▸ Supplied entries:
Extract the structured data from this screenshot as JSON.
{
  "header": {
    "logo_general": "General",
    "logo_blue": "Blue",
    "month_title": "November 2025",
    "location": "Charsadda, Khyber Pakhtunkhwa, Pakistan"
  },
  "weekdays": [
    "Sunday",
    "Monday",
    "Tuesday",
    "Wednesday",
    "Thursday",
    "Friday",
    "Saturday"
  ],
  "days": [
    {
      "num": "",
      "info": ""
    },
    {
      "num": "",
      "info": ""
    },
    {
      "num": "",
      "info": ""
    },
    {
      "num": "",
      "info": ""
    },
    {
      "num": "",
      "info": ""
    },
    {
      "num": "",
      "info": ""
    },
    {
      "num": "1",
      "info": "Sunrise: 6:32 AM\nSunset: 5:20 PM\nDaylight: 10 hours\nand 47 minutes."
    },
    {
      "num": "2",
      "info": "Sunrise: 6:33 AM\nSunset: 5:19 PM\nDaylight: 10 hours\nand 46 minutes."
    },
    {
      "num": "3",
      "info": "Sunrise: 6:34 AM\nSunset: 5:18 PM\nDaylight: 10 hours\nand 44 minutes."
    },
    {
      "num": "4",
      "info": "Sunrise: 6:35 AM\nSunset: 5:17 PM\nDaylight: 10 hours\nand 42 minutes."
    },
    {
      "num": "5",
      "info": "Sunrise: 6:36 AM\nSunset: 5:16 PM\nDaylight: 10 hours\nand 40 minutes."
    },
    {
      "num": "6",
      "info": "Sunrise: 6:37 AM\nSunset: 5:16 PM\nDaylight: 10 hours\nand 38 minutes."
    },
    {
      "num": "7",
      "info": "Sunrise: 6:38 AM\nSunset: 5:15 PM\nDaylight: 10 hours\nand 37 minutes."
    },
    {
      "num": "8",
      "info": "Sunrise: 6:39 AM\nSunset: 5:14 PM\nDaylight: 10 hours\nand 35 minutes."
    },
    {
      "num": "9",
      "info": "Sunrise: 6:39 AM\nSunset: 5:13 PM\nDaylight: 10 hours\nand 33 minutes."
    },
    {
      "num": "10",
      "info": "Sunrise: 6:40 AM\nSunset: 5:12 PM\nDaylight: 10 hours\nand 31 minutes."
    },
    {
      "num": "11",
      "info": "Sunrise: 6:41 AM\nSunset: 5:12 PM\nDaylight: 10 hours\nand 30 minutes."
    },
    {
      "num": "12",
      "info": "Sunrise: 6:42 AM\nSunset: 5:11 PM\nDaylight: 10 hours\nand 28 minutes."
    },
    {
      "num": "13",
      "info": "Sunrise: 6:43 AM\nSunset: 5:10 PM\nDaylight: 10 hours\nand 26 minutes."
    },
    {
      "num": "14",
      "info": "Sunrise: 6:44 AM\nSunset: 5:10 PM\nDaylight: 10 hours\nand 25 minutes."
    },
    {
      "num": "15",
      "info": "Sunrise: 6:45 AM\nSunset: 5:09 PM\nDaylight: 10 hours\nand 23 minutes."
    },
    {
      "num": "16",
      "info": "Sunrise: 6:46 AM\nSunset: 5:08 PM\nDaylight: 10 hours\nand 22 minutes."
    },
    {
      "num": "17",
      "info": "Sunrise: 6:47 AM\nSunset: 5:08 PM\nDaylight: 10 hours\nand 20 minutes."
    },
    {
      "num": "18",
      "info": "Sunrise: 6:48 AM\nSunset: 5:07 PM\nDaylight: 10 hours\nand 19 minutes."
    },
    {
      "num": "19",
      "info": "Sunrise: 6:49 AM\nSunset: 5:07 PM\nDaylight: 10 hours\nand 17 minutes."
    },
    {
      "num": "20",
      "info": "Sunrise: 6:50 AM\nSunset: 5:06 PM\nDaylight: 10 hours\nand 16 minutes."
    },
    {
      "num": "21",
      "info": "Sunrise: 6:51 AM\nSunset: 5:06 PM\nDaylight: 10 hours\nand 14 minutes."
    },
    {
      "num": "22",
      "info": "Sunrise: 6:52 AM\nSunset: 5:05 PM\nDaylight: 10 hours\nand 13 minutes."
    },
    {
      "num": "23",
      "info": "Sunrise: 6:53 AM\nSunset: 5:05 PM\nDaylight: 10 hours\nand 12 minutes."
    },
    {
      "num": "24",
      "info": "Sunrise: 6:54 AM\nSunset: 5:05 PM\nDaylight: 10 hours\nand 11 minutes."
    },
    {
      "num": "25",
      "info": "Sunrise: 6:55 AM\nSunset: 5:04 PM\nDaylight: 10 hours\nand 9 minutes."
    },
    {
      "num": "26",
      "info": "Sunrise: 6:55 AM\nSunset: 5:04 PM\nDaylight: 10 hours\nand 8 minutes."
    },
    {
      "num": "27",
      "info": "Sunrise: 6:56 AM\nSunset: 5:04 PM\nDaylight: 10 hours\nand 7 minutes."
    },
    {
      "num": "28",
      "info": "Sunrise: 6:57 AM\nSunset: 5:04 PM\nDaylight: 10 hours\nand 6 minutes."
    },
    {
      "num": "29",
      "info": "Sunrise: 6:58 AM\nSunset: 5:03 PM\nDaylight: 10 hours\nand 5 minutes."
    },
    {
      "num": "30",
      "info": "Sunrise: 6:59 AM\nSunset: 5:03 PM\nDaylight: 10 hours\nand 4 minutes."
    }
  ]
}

▸ Objective: Retype the material in full, character for character.

▸ Answer:
Extract the structured data from this screenshot as JSON.
{
  "header": {
    "logo_general": "General",
    "logo_blue": "Blue",
    "month_title": "November 2025",
    "location": "Charsadda, Khyber Pakhtunkhwa, Pakistan"
  },
  "weekdays": [
    "Sunday",
    "Monday",
    "Tuesday",
    "Wednesday",
    "Thursday",
    "Friday",
    "Saturday"
  ],
  "days": [
    {
      "num": "",
      "info": ""
    },
    {
      "num": "",
      "info": ""
    },
    {
      "num": "",
      "info": ""
    },
    {
      "num": "",
      "info": ""
    },
    {
      "num": "",
      "info": ""
    },
    {
      "num": "",
      "info": ""
    },
    {
      "num": "1",
      "info": "Sunrise: 6:32 AM\nSunset: 5:20 PM\nDaylight: 10 hours\nand 47 minutes."
    },
    {
      "num": "2",
      "info": "Sunrise: 6:33 AM\nSunset: 5:19 PM\nDaylight: 10 hours\nand 46 minutes."
    },
    {
      "num": "3",
      "info": "Sunrise: 6:34 AM\nSunset: 5:18 PM\nDaylight: 10 hours\nand 44 minutes."
    },
    {
      "num": "4",
      "info": "Sunrise: 6:35 AM\nSunset: 5:17 PM\nDaylight: 10 hours\nand 42 minutes."
    },
    {
      "num": "5",
      "info": "Sunrise: 6:36 AM\nSunset: 5:16 PM\nDaylight: 10 hours\nand 40 minutes."
    },
    {
      "num": "6",
      "info": "Sunrise: 6:37 AM\nSunset: 5:16 PM\nDaylight: 10 hours\nand 38 minutes."
    },
    {
      "num": "7",
      "info": "Sunrise: 6:38 AM\nSunset: 5:15 PM\nDaylight: 10 hours\nand 37 minutes."
    },
    {
      "num": "8",
      "info": "Sunrise: 6:39 AM\nSunset: 5:14 PM\nDaylight: 10 hours\nand 35 minutes."
    },
    {
      "num": "9",
      "info": "Sunrise: 6:39 AM\nSunset: 5:13 PM\nDaylight: 10 hours\nand 33 minutes."
    },
    {
      "num": "10",
      "info": "Sunrise: 6:40 AM\nSunset: 5:12 PM\nDaylight: 10 hours\nand 31 minutes."
    },
    {
      "num": "11",
      "info": "Sunrise: 6:41 AM\nSunset: 5:12 PM\nDaylight: 10 hours\nand 30 minutes."
    },
    {
      "num": "12",
      "info": "Sunrise: 6:42 AM\nSunset: 5:11 PM\nDaylight: 10 hours\nand 28 minutes."
    },
    {
      "num": "13",
      "info": "Sunrise: 6:43 AM\nSunset: 5:10 PM\nDaylight: 10 hours\nand 26 minutes."
    },
    {
      "num": "14",
      "info": "Sunrise: 6:44 AM\nSunset: 5:10 PM\nDaylight: 10 hours\nand 25 minutes."
    },
    {
      "num": "15",
      "info": "Sunrise: 6:45 AM\nSunset: 5:09 PM\nDaylight: 10 hours\nand 23 minutes."
    },
    {
      "num": "16",
      "info": "Sunrise: 6:46 AM\nSunset: 5:08 PM\nDaylight: 10 hours\nand 22 minutes."
    },
    {
      "num": "17",
      "info": "Sunrise: 6:47 AM\nSunset: 5:08 PM\nDaylight: 10 hours\nand 20 minutes."
    },
    {
      "num": "18",
      "info": "Sunrise: 6:48 AM\nSunset: 5:07 PM\nDaylight: 10 hours\nand 19 minutes."
    },
    {
      "num": "19",
      "info": "Sunrise: 6:49 AM\nSunset: 5:07 PM\nDaylight: 10 hours\nand 17 minutes."
    },
    {
      "num": "20",
      "info": "Sunrise: 6:50 AM\nSunset: 5:06 PM\nDaylight: 10 hours\nand 16 minutes."
    },
    {
      "num": "21",
      "info": "Sunrise: 6:51 AM\nSunset: 5:06 PM\nDaylight: 10 hours\nand 14 minutes."
    },
    {
      "num": "22",
      "info": "Sunrise: 6:52 AM\nSunset: 5:05 PM\nDaylight: 10 hours\nand 13 minutes."
    },
    {
      "num": "23",
      "info": "Sunrise: 6:53 AM\nSunset: 5:05 PM\nDaylight: 10 hours\nand 12 minutes."
    },
    {
      "num": "24",
      "info": "Sunrise: 6:54 AM\nSunset: 5:05 PM\nDaylight: 10 hours\nand 11 minutes."
    },
    {
      "num": "25",
      "info": "Sunrise: 6:55 AM\nSunset: 5:04 PM\nDaylight: 10 hours\nand 9 minutes."
    },
    {
      "num": "26",
      "info": "Sunrise: 6:55 AM\nSunset: 5:04 PM\nDaylight: 10 hours\nand 8 minutes."
    },
    {
      "num": "27",
      "info": "Sunrise: 6:56 AM\nSunset: 5:04 PM\nDaylight: 10 hours\nand 7 minutes."
    },
    {
      "num": "28",
      "info": "Sunrise: 6:57 AM\nSunset: 5:04 PM\nDaylight: 10 hours\nand 6 minutes."
    },
    {
      "num": "29",
      "info": "Sunrise: 6:58 AM\nSunset: 5:03 PM\nDaylight: 10 hours\nand 5 minutes."
    },
    {
      "num": "30",
      "info": "Sunrise: 6:59 AM\nSunset: 5:03 PM\nDaylight: 10 hours\nand 4 minutes."
    }
  ]
}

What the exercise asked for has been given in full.